(Ejercicio propuesto)
Sustituya "feature-text" por "feature-label" en el tramo de los registros que abarca desde el inicio hasta la línea que contiene "check-circle-icon xyxy=(66,314,80,329)", ambas incluidas, y reproduzca ese tramo sin ningún otro cambio.

(Registros extraídos)
┌──

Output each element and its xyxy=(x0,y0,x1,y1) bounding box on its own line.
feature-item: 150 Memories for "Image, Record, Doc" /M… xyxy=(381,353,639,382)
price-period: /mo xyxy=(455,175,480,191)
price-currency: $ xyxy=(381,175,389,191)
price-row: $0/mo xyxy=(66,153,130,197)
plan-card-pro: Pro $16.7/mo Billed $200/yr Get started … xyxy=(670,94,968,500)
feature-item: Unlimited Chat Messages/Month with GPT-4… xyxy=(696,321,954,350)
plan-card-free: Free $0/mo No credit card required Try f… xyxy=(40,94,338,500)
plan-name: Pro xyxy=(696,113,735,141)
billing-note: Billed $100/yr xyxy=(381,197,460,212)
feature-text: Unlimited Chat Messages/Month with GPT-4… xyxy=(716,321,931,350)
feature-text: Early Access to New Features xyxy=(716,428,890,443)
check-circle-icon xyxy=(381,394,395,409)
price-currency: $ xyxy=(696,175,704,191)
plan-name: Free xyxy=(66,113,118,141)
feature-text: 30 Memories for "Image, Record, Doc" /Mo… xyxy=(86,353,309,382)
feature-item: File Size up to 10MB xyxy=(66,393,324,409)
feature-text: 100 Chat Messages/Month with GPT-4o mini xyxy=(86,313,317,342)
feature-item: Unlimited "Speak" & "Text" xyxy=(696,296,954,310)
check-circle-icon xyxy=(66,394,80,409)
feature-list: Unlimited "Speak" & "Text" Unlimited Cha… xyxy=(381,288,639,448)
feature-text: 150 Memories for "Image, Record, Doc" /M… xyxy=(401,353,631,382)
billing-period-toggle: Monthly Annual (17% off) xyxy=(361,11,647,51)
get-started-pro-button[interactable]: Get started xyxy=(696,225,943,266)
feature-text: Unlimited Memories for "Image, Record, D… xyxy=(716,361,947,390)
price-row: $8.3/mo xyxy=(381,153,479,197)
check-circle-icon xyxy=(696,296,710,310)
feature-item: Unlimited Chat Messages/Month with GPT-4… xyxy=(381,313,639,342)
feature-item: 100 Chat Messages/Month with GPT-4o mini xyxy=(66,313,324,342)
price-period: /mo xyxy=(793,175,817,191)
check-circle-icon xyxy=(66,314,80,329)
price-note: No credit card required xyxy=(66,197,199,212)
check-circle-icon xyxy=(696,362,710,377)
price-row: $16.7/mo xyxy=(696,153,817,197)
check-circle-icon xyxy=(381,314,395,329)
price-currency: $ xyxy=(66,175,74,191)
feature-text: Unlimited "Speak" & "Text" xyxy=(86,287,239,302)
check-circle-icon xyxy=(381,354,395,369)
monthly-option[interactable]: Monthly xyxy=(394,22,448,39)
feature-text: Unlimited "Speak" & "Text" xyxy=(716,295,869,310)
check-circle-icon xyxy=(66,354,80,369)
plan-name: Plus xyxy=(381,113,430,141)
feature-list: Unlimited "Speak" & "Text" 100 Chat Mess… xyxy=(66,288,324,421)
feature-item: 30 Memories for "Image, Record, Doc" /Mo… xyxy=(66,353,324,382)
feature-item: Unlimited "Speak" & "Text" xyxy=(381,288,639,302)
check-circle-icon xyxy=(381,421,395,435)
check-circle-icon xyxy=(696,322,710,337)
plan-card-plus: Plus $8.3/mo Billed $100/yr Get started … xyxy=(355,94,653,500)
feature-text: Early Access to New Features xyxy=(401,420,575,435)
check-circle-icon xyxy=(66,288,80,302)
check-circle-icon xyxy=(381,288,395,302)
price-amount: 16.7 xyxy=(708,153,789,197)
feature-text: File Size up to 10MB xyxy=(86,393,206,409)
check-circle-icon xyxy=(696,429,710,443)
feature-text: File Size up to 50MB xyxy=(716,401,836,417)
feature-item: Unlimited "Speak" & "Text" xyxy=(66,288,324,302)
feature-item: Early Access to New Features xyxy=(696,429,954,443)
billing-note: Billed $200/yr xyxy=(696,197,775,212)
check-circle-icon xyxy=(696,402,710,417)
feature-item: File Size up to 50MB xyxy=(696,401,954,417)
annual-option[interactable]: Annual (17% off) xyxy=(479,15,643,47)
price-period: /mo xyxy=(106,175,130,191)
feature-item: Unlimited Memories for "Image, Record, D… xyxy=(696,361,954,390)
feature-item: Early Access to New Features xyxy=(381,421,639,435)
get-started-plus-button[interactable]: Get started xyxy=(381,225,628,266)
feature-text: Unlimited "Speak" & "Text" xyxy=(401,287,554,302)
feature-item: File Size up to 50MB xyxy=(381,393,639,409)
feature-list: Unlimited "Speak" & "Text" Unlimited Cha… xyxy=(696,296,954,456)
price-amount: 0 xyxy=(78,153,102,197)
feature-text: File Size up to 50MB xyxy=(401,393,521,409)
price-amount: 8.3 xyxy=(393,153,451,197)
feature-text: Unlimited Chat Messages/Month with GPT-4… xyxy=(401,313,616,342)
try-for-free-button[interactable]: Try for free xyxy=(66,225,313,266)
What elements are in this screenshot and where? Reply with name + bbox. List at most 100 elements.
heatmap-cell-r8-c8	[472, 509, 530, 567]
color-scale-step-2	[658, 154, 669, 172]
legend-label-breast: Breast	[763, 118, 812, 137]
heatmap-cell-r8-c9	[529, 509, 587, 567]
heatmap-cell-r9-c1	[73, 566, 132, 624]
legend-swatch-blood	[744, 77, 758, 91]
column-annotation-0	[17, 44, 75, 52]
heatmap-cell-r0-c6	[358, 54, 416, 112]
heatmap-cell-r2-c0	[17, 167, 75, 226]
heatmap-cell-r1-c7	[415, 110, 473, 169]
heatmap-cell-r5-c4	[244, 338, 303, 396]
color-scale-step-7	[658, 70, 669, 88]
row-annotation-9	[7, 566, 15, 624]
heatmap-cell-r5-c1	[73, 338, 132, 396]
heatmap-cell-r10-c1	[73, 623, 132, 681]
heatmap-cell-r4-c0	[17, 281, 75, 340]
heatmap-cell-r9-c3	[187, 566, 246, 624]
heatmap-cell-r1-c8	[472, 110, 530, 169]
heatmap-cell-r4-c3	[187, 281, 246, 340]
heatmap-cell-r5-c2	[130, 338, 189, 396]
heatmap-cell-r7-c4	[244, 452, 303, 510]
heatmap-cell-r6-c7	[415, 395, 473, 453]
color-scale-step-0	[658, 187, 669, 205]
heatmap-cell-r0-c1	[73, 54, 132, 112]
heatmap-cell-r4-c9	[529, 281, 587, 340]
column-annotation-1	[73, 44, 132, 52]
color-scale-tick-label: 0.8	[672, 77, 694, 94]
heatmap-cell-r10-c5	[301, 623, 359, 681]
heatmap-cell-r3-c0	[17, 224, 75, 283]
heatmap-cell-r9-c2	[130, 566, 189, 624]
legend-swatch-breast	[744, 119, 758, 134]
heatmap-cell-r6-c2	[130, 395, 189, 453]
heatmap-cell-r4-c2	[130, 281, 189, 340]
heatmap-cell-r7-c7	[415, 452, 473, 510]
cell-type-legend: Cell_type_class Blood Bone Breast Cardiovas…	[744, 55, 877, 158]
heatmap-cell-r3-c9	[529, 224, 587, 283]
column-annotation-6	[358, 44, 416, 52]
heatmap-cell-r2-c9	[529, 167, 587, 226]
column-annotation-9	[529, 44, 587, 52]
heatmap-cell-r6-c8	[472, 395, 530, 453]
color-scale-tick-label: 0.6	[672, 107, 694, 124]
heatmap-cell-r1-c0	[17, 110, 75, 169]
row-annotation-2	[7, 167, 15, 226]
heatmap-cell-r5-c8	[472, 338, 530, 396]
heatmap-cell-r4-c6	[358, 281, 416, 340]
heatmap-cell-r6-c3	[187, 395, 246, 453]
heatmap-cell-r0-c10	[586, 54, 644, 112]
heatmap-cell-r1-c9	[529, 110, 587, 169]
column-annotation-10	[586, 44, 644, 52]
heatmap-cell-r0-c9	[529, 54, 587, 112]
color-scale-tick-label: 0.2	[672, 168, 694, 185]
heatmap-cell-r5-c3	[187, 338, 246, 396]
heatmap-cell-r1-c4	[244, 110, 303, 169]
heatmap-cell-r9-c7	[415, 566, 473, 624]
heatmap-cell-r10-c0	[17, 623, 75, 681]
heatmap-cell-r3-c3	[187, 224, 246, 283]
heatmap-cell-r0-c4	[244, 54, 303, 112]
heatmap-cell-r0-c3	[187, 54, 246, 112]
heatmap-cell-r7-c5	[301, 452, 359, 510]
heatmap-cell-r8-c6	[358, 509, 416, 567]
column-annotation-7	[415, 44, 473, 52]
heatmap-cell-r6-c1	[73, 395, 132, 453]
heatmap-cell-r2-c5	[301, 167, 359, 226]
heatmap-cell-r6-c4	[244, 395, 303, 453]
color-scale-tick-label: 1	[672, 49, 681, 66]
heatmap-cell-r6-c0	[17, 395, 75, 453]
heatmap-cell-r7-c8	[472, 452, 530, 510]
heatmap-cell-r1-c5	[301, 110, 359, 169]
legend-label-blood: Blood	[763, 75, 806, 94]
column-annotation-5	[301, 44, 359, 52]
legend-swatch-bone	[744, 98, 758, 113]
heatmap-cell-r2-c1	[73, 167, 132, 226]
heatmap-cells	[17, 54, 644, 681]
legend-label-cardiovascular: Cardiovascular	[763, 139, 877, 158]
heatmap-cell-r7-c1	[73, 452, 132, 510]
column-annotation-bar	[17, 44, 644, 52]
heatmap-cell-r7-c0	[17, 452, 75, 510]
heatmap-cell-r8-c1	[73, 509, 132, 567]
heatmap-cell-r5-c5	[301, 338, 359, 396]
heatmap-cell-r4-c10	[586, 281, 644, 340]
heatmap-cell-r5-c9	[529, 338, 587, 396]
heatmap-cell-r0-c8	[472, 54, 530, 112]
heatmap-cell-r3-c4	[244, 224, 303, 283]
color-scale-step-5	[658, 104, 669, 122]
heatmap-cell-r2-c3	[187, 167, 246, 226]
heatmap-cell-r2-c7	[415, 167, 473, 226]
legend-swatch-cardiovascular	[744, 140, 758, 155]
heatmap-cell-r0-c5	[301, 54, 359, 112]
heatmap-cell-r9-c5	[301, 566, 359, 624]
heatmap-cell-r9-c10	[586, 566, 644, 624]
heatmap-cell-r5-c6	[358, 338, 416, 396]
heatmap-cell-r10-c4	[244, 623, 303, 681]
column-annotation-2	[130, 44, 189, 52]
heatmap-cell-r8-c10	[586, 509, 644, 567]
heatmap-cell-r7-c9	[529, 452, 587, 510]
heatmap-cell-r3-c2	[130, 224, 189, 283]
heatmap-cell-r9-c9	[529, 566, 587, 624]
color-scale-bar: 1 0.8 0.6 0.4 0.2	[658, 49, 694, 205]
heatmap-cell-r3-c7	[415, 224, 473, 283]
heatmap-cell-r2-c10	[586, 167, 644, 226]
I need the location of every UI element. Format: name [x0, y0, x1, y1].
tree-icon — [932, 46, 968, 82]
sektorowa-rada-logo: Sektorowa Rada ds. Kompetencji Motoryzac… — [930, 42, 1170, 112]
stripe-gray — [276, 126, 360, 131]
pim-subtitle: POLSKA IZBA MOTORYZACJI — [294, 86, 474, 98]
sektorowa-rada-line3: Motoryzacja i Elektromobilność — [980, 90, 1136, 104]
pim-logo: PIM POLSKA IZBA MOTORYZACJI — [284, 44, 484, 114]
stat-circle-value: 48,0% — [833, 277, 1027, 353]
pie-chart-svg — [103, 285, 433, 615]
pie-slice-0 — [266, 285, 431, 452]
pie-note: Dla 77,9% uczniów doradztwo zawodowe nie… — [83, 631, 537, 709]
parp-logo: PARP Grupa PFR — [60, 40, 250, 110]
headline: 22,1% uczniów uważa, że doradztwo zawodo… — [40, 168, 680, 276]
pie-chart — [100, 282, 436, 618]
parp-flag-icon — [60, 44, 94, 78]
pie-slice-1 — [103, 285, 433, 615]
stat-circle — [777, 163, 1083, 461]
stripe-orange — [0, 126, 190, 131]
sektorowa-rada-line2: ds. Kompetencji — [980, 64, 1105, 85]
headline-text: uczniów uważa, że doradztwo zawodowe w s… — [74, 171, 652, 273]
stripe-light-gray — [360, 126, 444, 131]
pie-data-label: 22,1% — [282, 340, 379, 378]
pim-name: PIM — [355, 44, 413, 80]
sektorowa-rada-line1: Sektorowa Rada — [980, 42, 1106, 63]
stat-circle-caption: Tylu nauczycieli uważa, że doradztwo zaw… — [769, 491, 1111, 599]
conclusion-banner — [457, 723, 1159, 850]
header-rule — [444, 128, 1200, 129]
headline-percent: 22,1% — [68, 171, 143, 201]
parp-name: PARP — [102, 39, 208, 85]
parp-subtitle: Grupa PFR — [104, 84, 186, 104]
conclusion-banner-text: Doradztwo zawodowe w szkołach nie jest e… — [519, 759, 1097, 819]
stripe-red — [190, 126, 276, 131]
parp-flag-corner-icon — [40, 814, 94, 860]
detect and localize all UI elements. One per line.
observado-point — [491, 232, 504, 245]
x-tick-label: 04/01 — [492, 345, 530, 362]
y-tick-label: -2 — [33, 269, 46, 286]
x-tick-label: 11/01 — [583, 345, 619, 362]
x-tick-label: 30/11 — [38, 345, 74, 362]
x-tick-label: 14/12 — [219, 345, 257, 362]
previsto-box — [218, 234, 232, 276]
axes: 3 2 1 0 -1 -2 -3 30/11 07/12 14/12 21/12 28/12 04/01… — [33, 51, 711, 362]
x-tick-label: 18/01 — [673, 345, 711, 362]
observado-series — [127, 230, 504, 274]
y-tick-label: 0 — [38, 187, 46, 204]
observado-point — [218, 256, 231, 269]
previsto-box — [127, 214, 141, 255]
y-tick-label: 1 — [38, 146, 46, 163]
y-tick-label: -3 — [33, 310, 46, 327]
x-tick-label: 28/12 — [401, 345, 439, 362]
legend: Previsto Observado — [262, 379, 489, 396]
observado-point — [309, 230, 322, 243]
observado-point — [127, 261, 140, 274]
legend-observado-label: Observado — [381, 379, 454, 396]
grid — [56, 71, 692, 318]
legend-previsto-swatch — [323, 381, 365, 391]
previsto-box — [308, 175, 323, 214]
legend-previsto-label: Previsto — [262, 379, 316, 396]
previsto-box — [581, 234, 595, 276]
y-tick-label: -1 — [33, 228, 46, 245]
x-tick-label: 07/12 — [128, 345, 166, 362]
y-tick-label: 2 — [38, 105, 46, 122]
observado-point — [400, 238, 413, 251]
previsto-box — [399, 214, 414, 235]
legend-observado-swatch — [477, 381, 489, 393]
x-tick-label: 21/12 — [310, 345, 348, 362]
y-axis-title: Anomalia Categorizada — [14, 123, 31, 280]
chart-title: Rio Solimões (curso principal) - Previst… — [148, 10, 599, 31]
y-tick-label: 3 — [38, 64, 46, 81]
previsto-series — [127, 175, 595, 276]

└──

(Respuesta del ejercicio)
Output each element and its xyxy=(x0,y0,x1,y1) bounding box on its own line.
feature-item: 150 Memories for "Image, Record, Doc" /M… xyxy=(381,353,639,382)
price-period: /mo xyxy=(455,175,480,191)
price-currency: $ xyxy=(381,175,389,191)
price-row: $0/mo xyxy=(66,153,130,197)
plan-card-pro: Pro $16.7/mo Billed $200/yr Get started … xyxy=(670,94,968,500)
feature-item: Unlimited Chat Messages/Month with GPT-4… xyxy=(696,321,954,350)
plan-card-free: Free $0/mo No credit card required Try f… xyxy=(40,94,338,500)
plan-name: Pro xyxy=(696,113,735,141)
billing-note: Billed $100/yr xyxy=(381,197,460,212)
feature-label: Unlimited Chat Messages/Month with GPT-4… xyxy=(716,321,931,350)
feature-label: Early Access to New Features xyxy=(716,428,890,443)
check-circle-icon xyxy=(381,394,395,409)
price-currency: $ xyxy=(696,175,704,191)
plan-name: Free xyxy=(66,113,118,141)
feature-label: 30 Memories for "Image, Record, Doc" /Mo… xyxy=(86,353,309,382)
feature-item: File Size up to 10MB xyxy=(66,393,324,409)
feature-label: 100 Chat Messages/Month with GPT-4o mini xyxy=(86,313,317,342)
feature-item: Unlimited "Speak" & "Text" xyxy=(696,296,954,310)
check-circle-icon xyxy=(66,394,80,409)
feature-list: Unlimited "Speak" & "Text" Unlimited Cha… xyxy=(381,288,639,448)
feature-label: 150 Memories for "Image, Record, Doc" /M… xyxy=(401,353,631,382)
billing-period-toggle: Monthly Annual (17% off) xyxy=(361,11,647,51)
get-started-pro-button[interactable]: Get started xyxy=(696,225,943,266)
feature-label: Unlimited Memories for "Image, Record, D… xyxy=(716,361,947,390)
price-row: $8.3/mo xyxy=(381,153,479,197)
check-circle-icon xyxy=(696,296,710,310)
feature-item: Unlimited Chat Messages/Month with GPT-4… xyxy=(381,313,639,342)
feature-item: 100 Chat Messages/Month with GPT-4o mini xyxy=(66,313,324,342)
price-period: /mo xyxy=(793,175,817,191)
check-circle-icon xyxy=(66,314,80,329)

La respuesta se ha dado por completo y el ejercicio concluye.